● **EXERCISE OBJECTIVE**
Each entry below should be written out exactly as it is, with no pictures.

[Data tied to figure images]
- - - - - - -

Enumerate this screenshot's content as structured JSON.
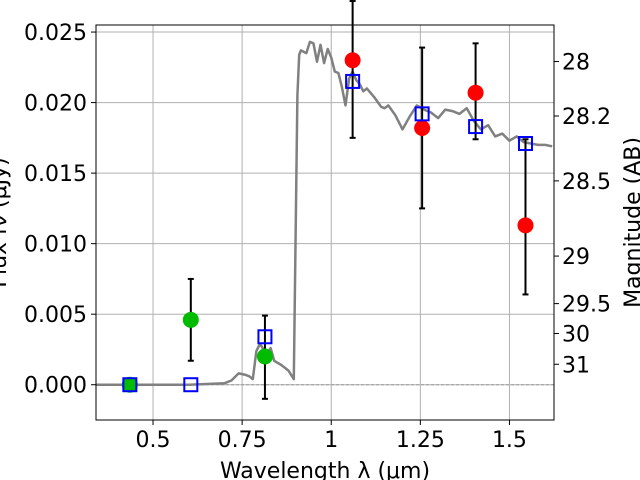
{
  "chart_data": {
    "type": "scatter",
    "xlabel": "Wavelength  λ (μm)",
    "ylabel_left": "Flux fν (μJy)",
    "ylabel_right": "Magnitude (AB)",
    "xlim": [
      0.34,
      1.625
    ],
    "ylim": [
      -0.0025,
      0.0255
    ],
    "x_ticks": [
      0.5,
      0.75,
      1.0,
      1.25,
      1.5
    ],
    "x_tick_labels": [
      "0.5",
      "0.75",
      "1",
      "1.25",
      "1.5"
    ],
    "y_ticks": [
      0.0,
      0.005,
      0.01,
      0.015,
      0.02,
      0.025
    ],
    "y_tick_labels": [
      "0.000",
      "0.005",
      "0.010",
      "0.015",
      "0.020",
      "0.025"
    ],
    "right_ticks": [
      {
        "label": "28",
        "flux": 0.02291
      },
      {
        "label": "28.2",
        "flux": 0.01905
      },
      {
        "label": "28.5",
        "flux": 0.01445
      },
      {
        "label": "29",
        "flux": 0.00912
      },
      {
        "label": "29.5",
        "flux": 0.00575
      },
      {
        "label": "30",
        "flux": 0.00363
      },
      {
        "label": "31",
        "flux": 0.00145
      }
    ],
    "grid": true,
    "colors": {
      "model": "#808080",
      "model_photometry": "#0000ff",
      "detections": "#ff0000",
      "other_detections": "#00bb00",
      "errorbar": "#000000"
    },
    "series": [
      {
        "kind": "model_spectrum",
        "x": [
          0.34,
          0.45,
          0.6,
          0.7,
          0.72,
          0.74,
          0.76,
          0.77,
          0.78,
          0.79,
          0.8,
          0.81,
          0.82,
          0.83,
          0.84,
          0.86,
          0.88,
          0.895,
          0.9,
          0.905,
          0.91,
          0.915,
          0.93,
          0.94,
          0.95,
          0.96,
          0.97,
          0.98,
          0.99,
          1.0,
          1.01,
          1.02,
          1.03,
          1.04,
          1.05,
          1.06,
          1.07,
          1.08,
          1.09,
          1.1,
          1.12,
          1.14,
          1.15,
          1.16,
          1.18,
          1.2,
          1.22,
          1.24,
          1.26,
          1.28,
          1.3,
          1.32,
          1.34,
          1.36,
          1.38,
          1.4,
          1.42,
          1.44,
          1.46,
          1.48,
          1.5,
          1.52,
          1.54,
          1.56,
          1.58,
          1.6,
          1.62
        ],
        "y": [
          0.0,
          0.0,
          0.0,
          0.0001,
          0.0003,
          0.0008,
          0.0007,
          0.0006,
          0.0004,
          0.0024,
          0.0029,
          0.0025,
          0.0022,
          0.0026,
          0.0017,
          0.0014,
          0.001,
          0.0004,
          0.0105,
          0.0205,
          0.0234,
          0.0237,
          0.0235,
          0.0243,
          0.0242,
          0.0229,
          0.0241,
          0.0228,
          0.0238,
          0.0232,
          0.0222,
          0.0221,
          0.0211,
          0.0198,
          0.0217,
          0.0222,
          0.0216,
          0.0213,
          0.0208,
          0.021,
          0.0204,
          0.0197,
          0.0196,
          0.0198,
          0.0191,
          0.0181,
          0.019,
          0.0198,
          0.0195,
          0.0193,
          0.0189,
          0.0195,
          0.0194,
          0.0192,
          0.0196,
          0.0187,
          0.0181,
          0.0184,
          0.0176,
          0.0178,
          0.0173,
          0.0176,
          0.0172,
          0.0171,
          0.017,
          0.017,
          0.0169
        ]
      },
      {
        "kind": "model_photometry",
        "x": [
          0.435,
          0.606,
          0.814,
          1.06,
          1.255,
          1.405,
          1.545
        ],
        "y": [
          0.0,
          0.0,
          0.0034,
          0.0215,
          0.0192,
          0.0183,
          0.0171
        ]
      },
      {
        "kind": "detections",
        "x": [
          1.06,
          1.255,
          1.405,
          1.545
        ],
        "y": [
          0.023,
          0.0182,
          0.0207,
          0.0113
        ],
        "yerr_low": [
          0.0055,
          0.0057,
          0.0033,
          0.0049
        ],
        "yerr_high": [
          0.0042,
          0.0057,
          0.0035,
          0.0061
        ]
      },
      {
        "kind": "other_detections",
        "x": [
          0.435,
          0.606,
          0.814
        ],
        "y": [
          0.0,
          0.0046,
          0.002
        ],
        "yerr_low": [
          0.0,
          0.0029,
          0.003
        ],
        "yerr_high": [
          0.0,
          0.0029,
          0.0029
        ]
      }
    ]
  }
}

- - - - - - -

● **CORRECT RESULT**
Enumerate this screenshot's content as structured JSON.
{
  "chart_data": {
    "type": "scatter",
    "xlabel": "Wavelength  λ (μm)",
    "ylabel_left": "Flux fν (μJy)",
    "ylabel_right": "Magnitude (AB)",
    "xlim": [
      0.34,
      1.625
    ],
    "ylim": [
      -0.0025,
      0.0255
    ],
    "x_ticks": [
      0.5,
      0.75,
      1.0,
      1.25,
      1.5
    ],
    "x_tick_labels": [
      "0.5",
      "0.75",
      "1",
      "1.25",
      "1.5"
    ],
    "y_ticks": [
      0.0,
      0.005,
      0.01,
      0.015,
      0.02,
      0.025
    ],
    "y_tick_labels": [
      "0.000",
      "0.005",
      "0.010",
      "0.015",
      "0.020",
      "0.025"
    ],
    "right_ticks": [
      {
        "label": "28",
        "flux": 0.02291
      },
      {
        "label": "28.2",
        "flux": 0.01905
      },
      {
        "label": "28.5",
        "flux": 0.01445
      },
      {
        "label": "29",
        "flux": 0.00912
      },
      {
        "label": "29.5",
        "flux": 0.00575
      },
      {
        "label": "30",
        "flux": 0.00363
      },
      {
        "label": "31",
        "flux": 0.00145
      }
    ],
    "grid": true,
    "colors": {
      "model": "#808080",
      "model_photometry": "#0000ff",
      "detections": "#ff0000",
      "other_detections": "#00bb00",
      "errorbar": "#000000"
    },
    "series": [
      {
        "kind": "model_spectrum",
        "x": [
          0.34,
          0.45,
          0.6,
          0.7,
          0.72,
          0.74,
          0.76,
          0.77,
          0.78,
          0.79,
          0.8,
          0.81,
          0.82,
          0.83,
          0.84,
          0.86,
          0.88,
          0.895,
          0.9,
          0.905,
          0.91,
          0.915,
          0.93,
          0.94,
          0.95,
          0.96,
          0.97,
          0.98,
          0.99,
          1.0,
          1.01,
          1.02,
          1.03,
          1.04,
          1.05,
          1.06,
          1.07,
          1.08,
          1.09,
          1.1,
          1.12,
          1.14,
          1.15,
          1.16,
          1.18,
          1.2,
          1.22,
          1.24,
          1.26,
          1.28,
          1.3,
          1.32,
          1.34,
          1.36,
          1.38,
          1.4,
          1.42,
          1.44,
          1.46,
          1.48,
          1.5,
          1.52,
          1.54,
          1.56,
          1.58,
          1.6,
          1.62
        ],
        "y": [
          0.0,
          0.0,
          0.0,
          0.0001,
          0.0003,
          0.0008,
          0.0007,
          0.0006,
          0.0004,
          0.0024,
          0.0029,
          0.0025,
          0.0022,
          0.0026,
          0.0017,
          0.0014,
          0.001,
          0.0004,
          0.0105,
          0.0205,
          0.0234,
          0.0237,
          0.0235,
          0.0243,
          0.0242,
          0.0229,
          0.0241,
          0.0228,
          0.0238,
          0.0232,
          0.0222,
          0.0221,
          0.0211,
          0.0198,
          0.0217,
          0.0222,
          0.0216,
          0.0213,
          0.0208,
          0.021,
          0.0204,
          0.0197,
          0.0196,
          0.0198,
          0.0191,
          0.0181,
          0.019,
          0.0198,
          0.0195,
          0.0193,
          0.0189,
          0.0195,
          0.0194,
          0.0192,
          0.0196,
          0.0187,
          0.0181,
          0.0184,
          0.0176,
          0.0178,
          0.0173,
          0.0176,
          0.0172,
          0.0171,
          0.017,
          0.017,
          0.0169
        ]
      },
      {
        "kind": "model_photometry",
        "x": [
          0.435,
          0.606,
          0.814,
          1.06,
          1.255,
          1.405,
          1.545
        ],
        "y": [
          0.0,
          0.0,
          0.0034,
          0.0215,
          0.0192,
          0.0183,
          0.0171
        ]
      },
      {
        "kind": "detections",
        "x": [
          1.06,
          1.255,
          1.405,
          1.545
        ],
        "y": [
          0.023,
          0.0182,
          0.0207,
          0.0113
        ],
        "yerr_low": [
          0.0055,
          0.0057,
          0.0033,
          0.0049
        ],
        "yerr_high": [
          0.0042,
          0.0057,
          0.0035,
          0.0061
        ]
      },
      {
        "kind": "other_detections",
        "x": [
          0.435,
          0.606,
          0.814
        ],
        "y": [
          0.0,
          0.0046,
          0.002
        ],
        "yerr_low": [
          0.0,
          0.0029,
          0.003
        ],
        "yerr_high": [
          0.0,
          0.0029,
          0.0029
        ]
      }
    ]
  }
}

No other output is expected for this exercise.